-- start of DATA SUPPLIED --

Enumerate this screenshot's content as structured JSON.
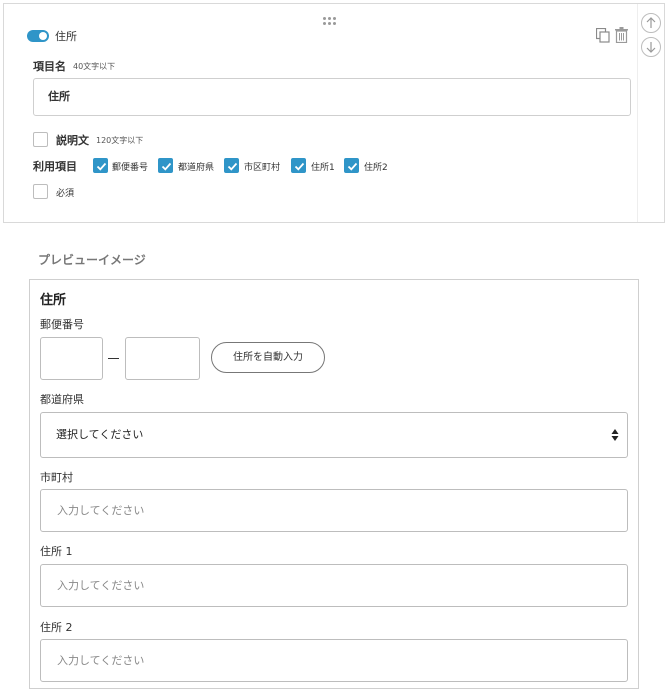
{
  "editor": {
    "field_title": "住所",
    "item_name": {
      "label": "項目名",
      "hint": "40文字以下",
      "value": "住所"
    },
    "description": {
      "label": "説明文",
      "hint": "120文字以下",
      "checked": false
    },
    "usage": {
      "label": "利用項目",
      "options": [
        {
          "label": "郵便番号",
          "checked": true
        },
        {
          "label": "都道府県",
          "checked": true
        },
        {
          "label": "市区町村",
          "checked": true
        },
        {
          "label": "住所1",
          "checked": true
        },
        {
          "label": "住所2",
          "checked": true
        }
      ]
    },
    "required": {
      "label": "必須",
      "checked": false
    },
    "accent_color": "#2f95c8",
    "icons": [
      "drag-handle-icon",
      "copy-icon",
      "trash-icon",
      "arrow-up-icon",
      "arrow-down-icon"
    ]
  },
  "preview": {
    "heading": "プレビューイメージ",
    "title": "住所",
    "postal": {
      "label": "郵便番号",
      "button": "住所を自動入力"
    },
    "prefecture": {
      "label": "都道府県",
      "selected": "選択してください"
    },
    "city": {
      "label": "市町村",
      "placeholder": "入力してください"
    },
    "address1": {
      "label": "住所 1",
      "placeholder": "入力してください"
    },
    "address2": {
      "label": "住所 2",
      "placeholder": "入力してください"
    }
  }
}
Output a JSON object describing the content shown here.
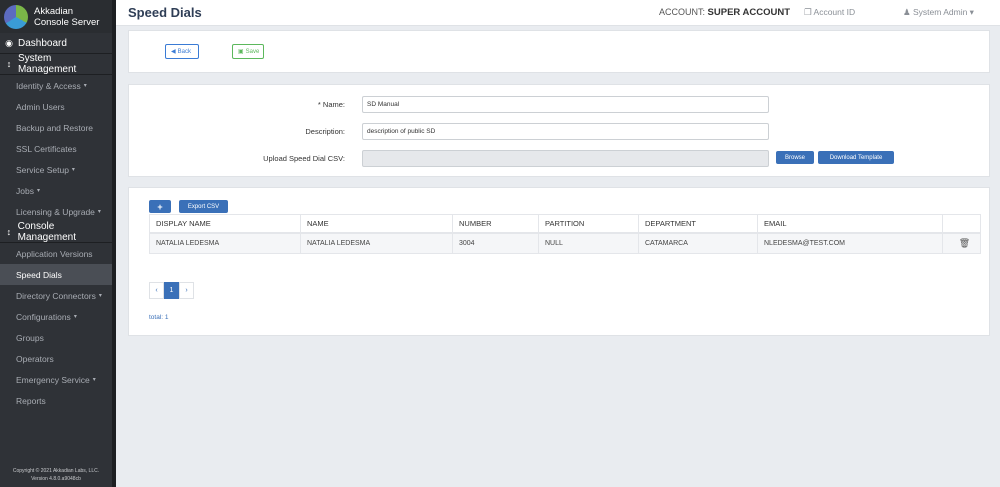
{
  "brand": {
    "line1": "Akkadian",
    "line2": "Console Server"
  },
  "sidebar": {
    "dashboard": "Dashboard",
    "system_management": "System Management",
    "system_items": [
      {
        "label": "Identity & Access",
        "caret": "▾"
      },
      {
        "label": "Admin Users",
        "caret": ""
      },
      {
        "label": "Backup and Restore",
        "caret": ""
      },
      {
        "label": "SSL Certificates",
        "caret": ""
      },
      {
        "label": "Service Setup",
        "caret": "▾"
      },
      {
        "label": "Jobs",
        "caret": "▾"
      },
      {
        "label": "Licensing & Upgrade",
        "caret": "▾"
      }
    ],
    "console_management": "Console Management",
    "console_items": [
      {
        "label": "Application Versions",
        "caret": ""
      },
      {
        "label": "Speed Dials",
        "caret": ""
      },
      {
        "label": "Directory Connectors",
        "caret": "▾"
      },
      {
        "label": "Configurations",
        "caret": "▾"
      },
      {
        "label": "Groups",
        "caret": ""
      },
      {
        "label": "Operators",
        "caret": ""
      },
      {
        "label": "Emergency Service",
        "caret": "▾"
      },
      {
        "label": "Reports",
        "caret": ""
      }
    ],
    "copyright_line1": "Copyright © 2021 Akkadian Labs, LLC.",
    "copyright_line2": "Version 4.8.0.a9048cb"
  },
  "header": {
    "title": "Speed Dials",
    "account_label": "ACCOUNT:",
    "account_value": "SUPER ACCOUNT",
    "account_id": "Account ID",
    "user": "System Admin ▾"
  },
  "toolbar": {
    "back": "Back",
    "save": "Save"
  },
  "form": {
    "name_label": "* Name:",
    "name_value": "SD Manual",
    "description_label": "Description:",
    "description_value": "description of public SD",
    "upload_label": "Upload Speed Dial CSV:",
    "upload_value": "",
    "browse": "Browse",
    "download_template": "Download Template"
  },
  "table": {
    "add_label": "+",
    "export_label": "Export CSV",
    "columns": [
      "DISPLAY NAME",
      "NAME",
      "NUMBER",
      "PARTITION",
      "DEPARTMENT",
      "EMAIL"
    ],
    "rows": [
      [
        "NATALIA LEDESMA",
        "NATALIA LEDESMA",
        "3004",
        "NULL",
        "CATAMARCA",
        "NLEDESMA@TEST.COM"
      ]
    ]
  },
  "pagination": {
    "prev": "‹",
    "page": "1",
    "next": "›"
  },
  "total": "total: 1",
  "colors": {
    "sidebar_bg": "#2f3237",
    "accent": "#3a70b8",
    "save_green": "#5cb85c",
    "title": "#2f3e56"
  }
}
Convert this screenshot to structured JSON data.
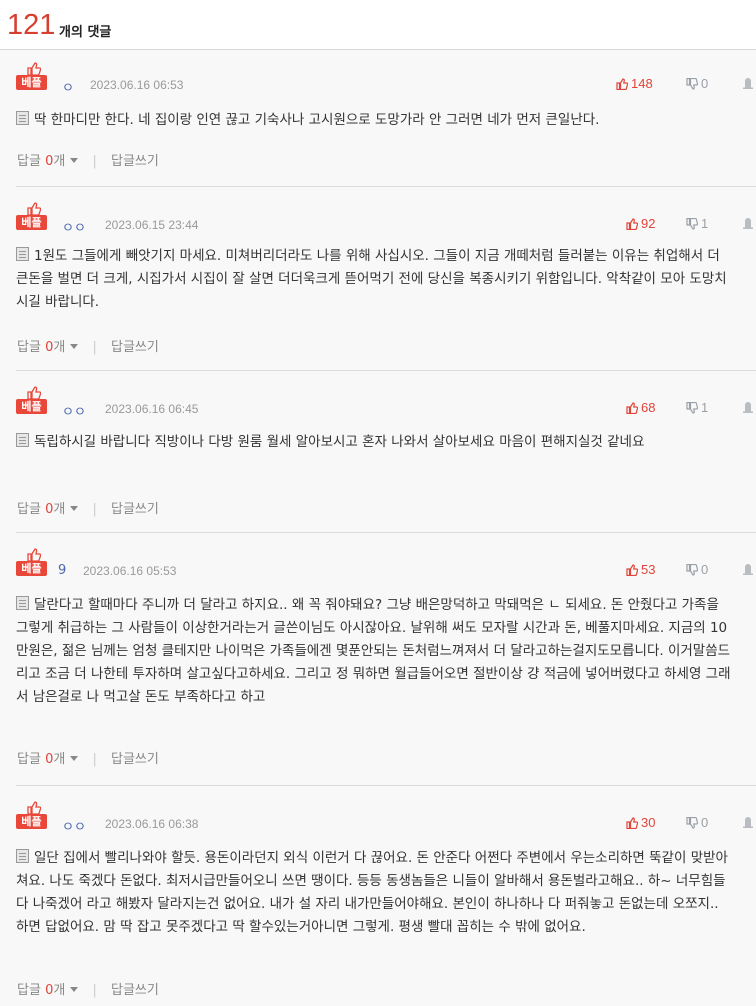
{
  "header": {
    "count": "121",
    "count_label": "개의 댓글"
  },
  "best_label": "베플",
  "reply_label": "답글",
  "reply_suffix": "개",
  "write_reply_label": "답글쓰기",
  "comments": [
    {
      "author": "ㅇ",
      "date": "2023.06.16 06:53",
      "up": "148",
      "down": "0",
      "text": "딱 한마디만 한다. 네 집이랑 인연 끊고 기숙사나 고시원으로 도망가라 안 그러면 네가 먼저 큰일난다.",
      "replies": "0"
    },
    {
      "author": "ㅇㅇ",
      "date": "2023.06.15 23:44",
      "up": "92",
      "down": "1",
      "text": "1원도 그들에게 빼앗기지 마세요. 미쳐버리더라도 나를 위해 사십시오. 그들이 지금 개떼처럼 들러붙는 이유는 취업해서 더 큰돈을 벌면 더 크게, 시집가서 시집이 잘 살면 더더욱크게 뜯어먹기 전에 당신을 복종시키기 위함입니다. 악착같이 모아 도망치시길 바랍니다.",
      "replies": "0"
    },
    {
      "author": "ㅇㅇ",
      "date": "2023.06.16 06:45",
      "up": "68",
      "down": "1",
      "text": "독립하시길 바랍니다 직방이나 다방 원룸 월세 알아보시고 혼자 나와서 살아보세요 마음이 편해지실것 같네요",
      "replies": "0"
    },
    {
      "author": "9",
      "date": "2023.06.16 05:53",
      "up": "53",
      "down": "0",
      "text": "달란다고 할때마다 주니까 더 달라고 하지요.. 왜 꼭 줘야돼요? 그냥 배은망덕하고 막돼먹은 ㄴ 되세요. 돈 안줬다고 가족을 그렇게 취급하는 그 사람들이 이상한거라는거 글쓴이님도 아시잖아요. 날위해 써도 모자랄 시간과 돈, 베풀지마세요. 지금의 10만원은, 젊은 님께는 엄청 클테지만 나이먹은 가족들에겐 몇푼안되는 돈처럼느껴져서 더 달라고하는걸지도모릅니다. 이거말씀드리고 조금 더 나한테 투자하며 살고싶다고하세요. 그리고 정 뭐하면 월급들어오면 절반이상 걍 적금에 넣어버렸다고 하세영 그래서 남은걸로 나 먹고살 돈도 부족하다고 하고",
      "replies": "0"
    },
    {
      "author": "ㅇㅇ",
      "date": "2023.06.16 06:38",
      "up": "30",
      "down": "0",
      "text": "일단 집에서 빨리나와야 할듯. 용돈이라던지 외식 이런거 다 끊어요. 돈 안준다 어쩐다 주변에서 우는소리하면 뚝같이 맞받아쳐요. 나도 죽겠다 돈없다. 최저시급만들어오니 쓰면 땡이다. 등등 동생놈들은 니들이 알바해서 용돈벌라고해요.. 하~ 너무힘들다 나죽겠어 라고 해봤자 달라지는건 없어요. 내가 설 자리 내가만들어야해요. 본인이 하나하나 다 퍼줘놓고 돈없는데 오쪼지.. 하면 답없어요. 맘 딱 잡고 못주겠다고 딱 할수있는거아니면 그렇게. 평생 빨대 꼽히는 수 밖에 없어요.",
      "replies": "0"
    }
  ]
}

-- end of DATA SUPPLIED --

SET EXERCISE =>
Copy each line of the listing in which the word "content" can be found.

REPLY TO THE EXERCISE =>
Enumerate this screenshot's content as structured JSON.
Output a JSON object describing the content shown here.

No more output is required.